▸ **EXERCISE GOAL**:
Each line of the material must be repeated precisely, with the pictures left out.
[Start of SOURCE RECORDS]
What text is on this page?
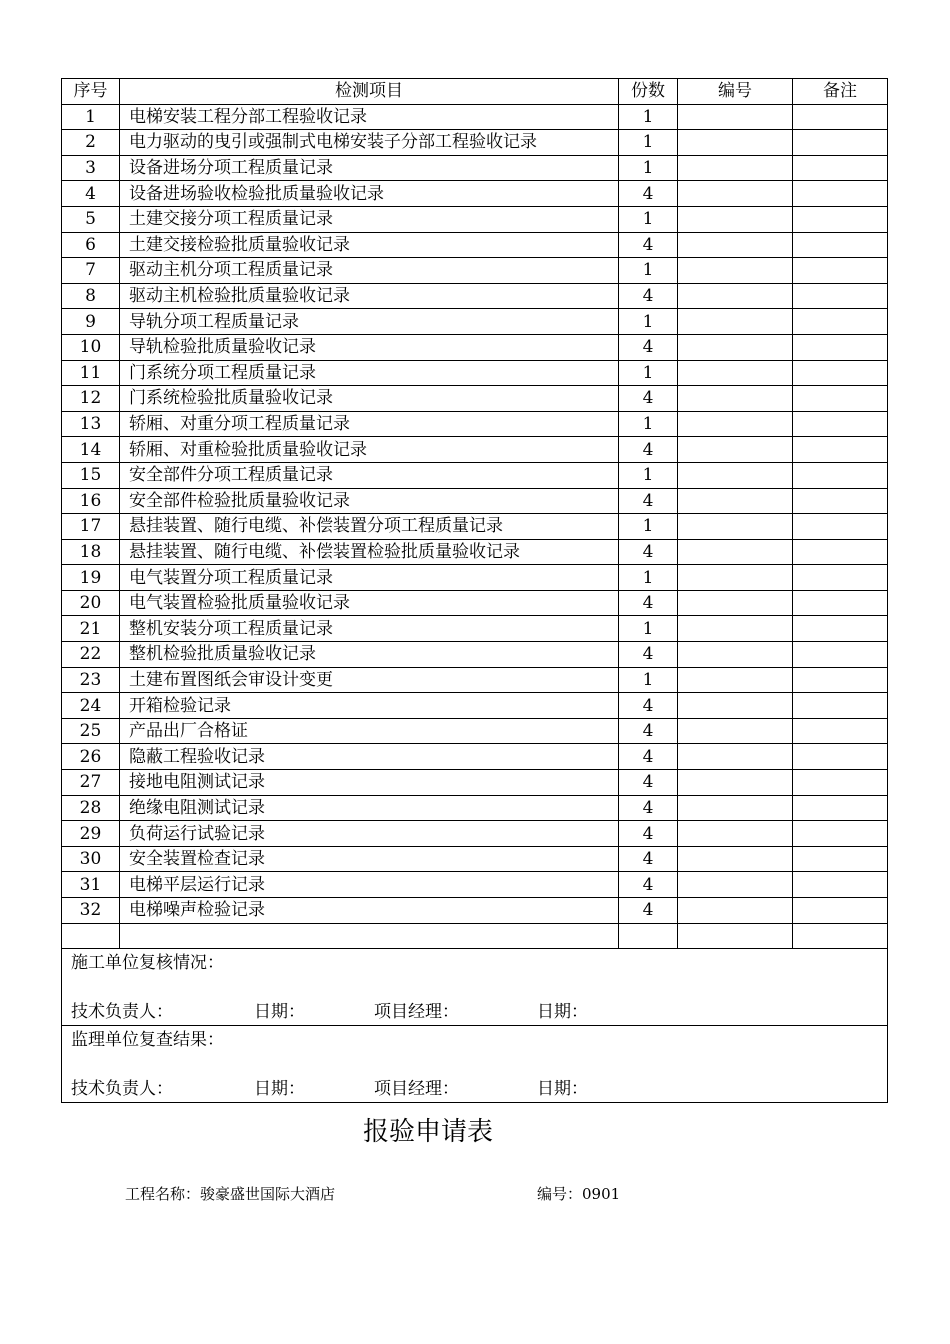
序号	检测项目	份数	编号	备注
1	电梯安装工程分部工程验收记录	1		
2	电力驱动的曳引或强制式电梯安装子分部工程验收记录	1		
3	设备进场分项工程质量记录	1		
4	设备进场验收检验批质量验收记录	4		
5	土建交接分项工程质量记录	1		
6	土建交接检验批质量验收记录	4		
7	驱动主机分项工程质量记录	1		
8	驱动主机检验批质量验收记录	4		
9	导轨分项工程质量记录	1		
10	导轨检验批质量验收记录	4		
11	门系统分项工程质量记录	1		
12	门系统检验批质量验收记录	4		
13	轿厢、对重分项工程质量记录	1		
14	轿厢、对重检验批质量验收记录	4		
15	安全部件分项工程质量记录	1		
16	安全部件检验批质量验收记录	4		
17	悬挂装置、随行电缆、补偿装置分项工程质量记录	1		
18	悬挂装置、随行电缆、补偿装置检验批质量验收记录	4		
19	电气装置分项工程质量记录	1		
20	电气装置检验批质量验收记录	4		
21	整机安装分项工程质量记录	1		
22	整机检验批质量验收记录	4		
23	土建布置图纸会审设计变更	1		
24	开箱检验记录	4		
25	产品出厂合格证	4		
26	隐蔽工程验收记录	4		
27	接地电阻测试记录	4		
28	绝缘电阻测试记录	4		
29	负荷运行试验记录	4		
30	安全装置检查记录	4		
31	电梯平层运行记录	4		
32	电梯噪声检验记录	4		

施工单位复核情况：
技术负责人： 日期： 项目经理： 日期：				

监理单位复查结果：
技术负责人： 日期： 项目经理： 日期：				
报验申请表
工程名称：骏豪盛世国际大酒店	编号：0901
[End of SOURCE RECORDS]
▸ **FINAL RESULT**:
What text is on this page?
序号	检测项目	份数	编号	备注
1	电梯安装工程分部工程验收记录	1		
2	电力驱动的曳引或强制式电梯安装子分部工程验收记录	1		
3	设备进场分项工程质量记录	1		
4	设备进场验收检验批质量验收记录	4		
5	土建交接分项工程质量记录	1		
6	土建交接检验批质量验收记录	4		
7	驱动主机分项工程质量记录	1		
8	驱动主机检验批质量验收记录	4		
9	导轨分项工程质量记录	1		
10	导轨检验批质量验收记录	4		
11	门系统分项工程质量记录	1		
12	门系统检验批质量验收记录	4		
13	轿厢、对重分项工程质量记录	1		
14	轿厢、对重检验批质量验收记录	4		
15	安全部件分项工程质量记录	1		
16	安全部件检验批质量验收记录	4		
17	悬挂装置、随行电缆、补偿装置分项工程质量记录	1		
18	悬挂装置、随行电缆、补偿装置检验批质量验收记录	4		
19	电气装置分项工程质量记录	1		
20	电气装置检验批质量验收记录	4		
21	整机安装分项工程质量记录	1		
22	整机检验批质量验收记录	4		
23	土建布置图纸会审设计变更	1		
24	开箱检验记录	4		
25	产品出厂合格证	4		
26	隐蔽工程验收记录	4		
27	接地电阻测试记录	4		
28	绝缘电阻测试记录	4		
29	负荷运行试验记录	4		
30	安全装置检查记录	4		
31	电梯平层运行记录	4		
32	电梯噪声检验记录	4		

施工单位复核情况：
技术负责人： 日期： 项目经理： 日期：				

监理单位复查结果：
技术负责人： 日期： 项目经理： 日期：				
报验申请表
工程名称：骏豪盛世国际大酒店	编号：0901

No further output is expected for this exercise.